# Job
Which lines in the records below contain the word "color"? Copy each one out.
####
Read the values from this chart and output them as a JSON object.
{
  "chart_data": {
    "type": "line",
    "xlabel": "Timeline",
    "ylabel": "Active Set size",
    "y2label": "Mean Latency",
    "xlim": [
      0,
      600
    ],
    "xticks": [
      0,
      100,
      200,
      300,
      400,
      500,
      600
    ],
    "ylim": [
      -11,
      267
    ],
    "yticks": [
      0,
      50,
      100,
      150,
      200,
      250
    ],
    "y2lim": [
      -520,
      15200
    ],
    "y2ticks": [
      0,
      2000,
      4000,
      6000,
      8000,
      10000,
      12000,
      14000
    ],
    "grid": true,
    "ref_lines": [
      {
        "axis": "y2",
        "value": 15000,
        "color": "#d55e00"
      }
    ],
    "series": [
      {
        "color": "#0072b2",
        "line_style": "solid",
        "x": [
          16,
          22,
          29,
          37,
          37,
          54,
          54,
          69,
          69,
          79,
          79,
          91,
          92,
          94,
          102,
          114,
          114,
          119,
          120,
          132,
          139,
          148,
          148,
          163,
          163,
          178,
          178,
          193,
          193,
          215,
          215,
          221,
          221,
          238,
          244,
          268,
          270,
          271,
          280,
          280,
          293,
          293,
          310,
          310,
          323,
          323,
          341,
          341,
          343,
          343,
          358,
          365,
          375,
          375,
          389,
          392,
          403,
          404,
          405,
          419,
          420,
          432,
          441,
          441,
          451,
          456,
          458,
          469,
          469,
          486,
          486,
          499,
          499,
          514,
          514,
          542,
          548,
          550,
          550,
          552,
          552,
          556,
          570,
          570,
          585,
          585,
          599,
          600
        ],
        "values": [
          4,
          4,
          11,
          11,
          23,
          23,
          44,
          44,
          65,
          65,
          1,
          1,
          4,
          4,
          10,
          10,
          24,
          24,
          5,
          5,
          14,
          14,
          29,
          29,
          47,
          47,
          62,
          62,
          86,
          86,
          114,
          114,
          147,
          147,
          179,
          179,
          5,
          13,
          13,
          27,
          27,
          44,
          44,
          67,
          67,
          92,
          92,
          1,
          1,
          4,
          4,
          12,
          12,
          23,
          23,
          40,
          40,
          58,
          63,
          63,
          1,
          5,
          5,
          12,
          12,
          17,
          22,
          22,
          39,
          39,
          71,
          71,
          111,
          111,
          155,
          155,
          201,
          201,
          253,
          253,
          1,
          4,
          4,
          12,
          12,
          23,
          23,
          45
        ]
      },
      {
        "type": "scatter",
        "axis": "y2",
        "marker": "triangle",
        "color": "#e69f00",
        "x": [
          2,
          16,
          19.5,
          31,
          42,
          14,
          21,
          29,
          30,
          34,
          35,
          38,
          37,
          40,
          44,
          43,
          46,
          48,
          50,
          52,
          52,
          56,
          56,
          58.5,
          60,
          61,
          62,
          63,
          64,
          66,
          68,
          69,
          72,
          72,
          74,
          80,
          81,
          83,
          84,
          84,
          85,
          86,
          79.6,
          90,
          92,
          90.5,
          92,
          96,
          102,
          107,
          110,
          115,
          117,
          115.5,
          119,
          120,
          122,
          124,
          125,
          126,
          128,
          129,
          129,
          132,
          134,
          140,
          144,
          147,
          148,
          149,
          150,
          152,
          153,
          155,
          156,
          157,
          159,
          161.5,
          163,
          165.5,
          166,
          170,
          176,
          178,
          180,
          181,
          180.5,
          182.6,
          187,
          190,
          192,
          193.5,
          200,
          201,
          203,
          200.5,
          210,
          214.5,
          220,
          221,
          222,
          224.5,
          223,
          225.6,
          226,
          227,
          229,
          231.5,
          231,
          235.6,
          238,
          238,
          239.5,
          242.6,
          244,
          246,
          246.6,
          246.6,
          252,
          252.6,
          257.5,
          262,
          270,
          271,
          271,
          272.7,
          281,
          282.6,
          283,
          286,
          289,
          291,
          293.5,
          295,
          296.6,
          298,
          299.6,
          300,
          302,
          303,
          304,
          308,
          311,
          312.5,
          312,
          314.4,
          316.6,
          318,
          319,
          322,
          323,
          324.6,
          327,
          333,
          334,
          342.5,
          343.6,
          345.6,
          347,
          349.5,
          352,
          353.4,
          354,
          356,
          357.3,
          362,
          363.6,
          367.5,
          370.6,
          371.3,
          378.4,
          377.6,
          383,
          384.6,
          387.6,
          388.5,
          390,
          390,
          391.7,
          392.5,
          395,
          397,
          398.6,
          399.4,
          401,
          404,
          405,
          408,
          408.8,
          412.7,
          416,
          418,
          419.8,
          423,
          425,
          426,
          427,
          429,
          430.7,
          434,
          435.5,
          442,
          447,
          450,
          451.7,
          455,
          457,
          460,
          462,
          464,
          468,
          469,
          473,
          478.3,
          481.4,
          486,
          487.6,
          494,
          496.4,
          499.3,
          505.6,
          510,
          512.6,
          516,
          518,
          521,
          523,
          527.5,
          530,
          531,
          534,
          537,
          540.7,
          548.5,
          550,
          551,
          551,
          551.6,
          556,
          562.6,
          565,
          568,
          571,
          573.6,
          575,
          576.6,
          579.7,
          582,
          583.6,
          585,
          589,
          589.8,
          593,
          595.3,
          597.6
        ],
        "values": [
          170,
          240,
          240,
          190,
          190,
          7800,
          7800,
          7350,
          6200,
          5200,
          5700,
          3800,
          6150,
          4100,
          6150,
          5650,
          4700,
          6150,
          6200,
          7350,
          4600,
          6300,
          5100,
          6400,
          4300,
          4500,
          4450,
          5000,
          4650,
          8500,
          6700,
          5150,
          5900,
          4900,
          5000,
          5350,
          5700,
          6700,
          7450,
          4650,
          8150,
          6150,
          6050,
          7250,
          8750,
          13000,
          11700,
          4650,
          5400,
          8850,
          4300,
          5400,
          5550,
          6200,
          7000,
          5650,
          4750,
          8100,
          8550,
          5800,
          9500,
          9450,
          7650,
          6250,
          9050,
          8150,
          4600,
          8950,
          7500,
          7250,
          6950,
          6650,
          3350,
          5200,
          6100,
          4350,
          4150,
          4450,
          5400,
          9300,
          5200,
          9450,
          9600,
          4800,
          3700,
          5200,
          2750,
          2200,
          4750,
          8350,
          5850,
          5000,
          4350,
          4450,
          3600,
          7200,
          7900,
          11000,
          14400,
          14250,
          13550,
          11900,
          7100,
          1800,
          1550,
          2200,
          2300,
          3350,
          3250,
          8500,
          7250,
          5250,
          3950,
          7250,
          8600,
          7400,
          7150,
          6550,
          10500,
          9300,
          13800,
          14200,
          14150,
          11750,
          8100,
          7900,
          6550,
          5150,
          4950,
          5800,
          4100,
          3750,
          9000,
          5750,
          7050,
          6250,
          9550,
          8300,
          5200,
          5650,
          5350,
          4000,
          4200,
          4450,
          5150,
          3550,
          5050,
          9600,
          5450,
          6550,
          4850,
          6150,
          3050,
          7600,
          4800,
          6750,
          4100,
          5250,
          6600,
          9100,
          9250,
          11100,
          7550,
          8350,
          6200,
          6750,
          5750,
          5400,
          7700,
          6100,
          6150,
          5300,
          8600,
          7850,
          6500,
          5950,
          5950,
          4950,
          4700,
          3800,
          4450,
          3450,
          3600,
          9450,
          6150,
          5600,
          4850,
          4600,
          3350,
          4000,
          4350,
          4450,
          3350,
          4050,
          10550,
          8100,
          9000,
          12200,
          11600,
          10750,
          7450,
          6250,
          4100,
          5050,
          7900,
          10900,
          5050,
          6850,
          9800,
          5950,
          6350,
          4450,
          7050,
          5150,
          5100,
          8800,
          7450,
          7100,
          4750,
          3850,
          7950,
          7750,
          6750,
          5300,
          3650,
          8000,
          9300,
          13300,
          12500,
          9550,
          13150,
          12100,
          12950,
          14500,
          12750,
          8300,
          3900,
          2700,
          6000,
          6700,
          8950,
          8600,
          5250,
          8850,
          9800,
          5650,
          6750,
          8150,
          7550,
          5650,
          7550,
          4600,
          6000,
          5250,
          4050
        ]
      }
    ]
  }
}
####
# Response
        "color": "#d55e00"
        "color": "#0072b2",
        "color": "#e69f00",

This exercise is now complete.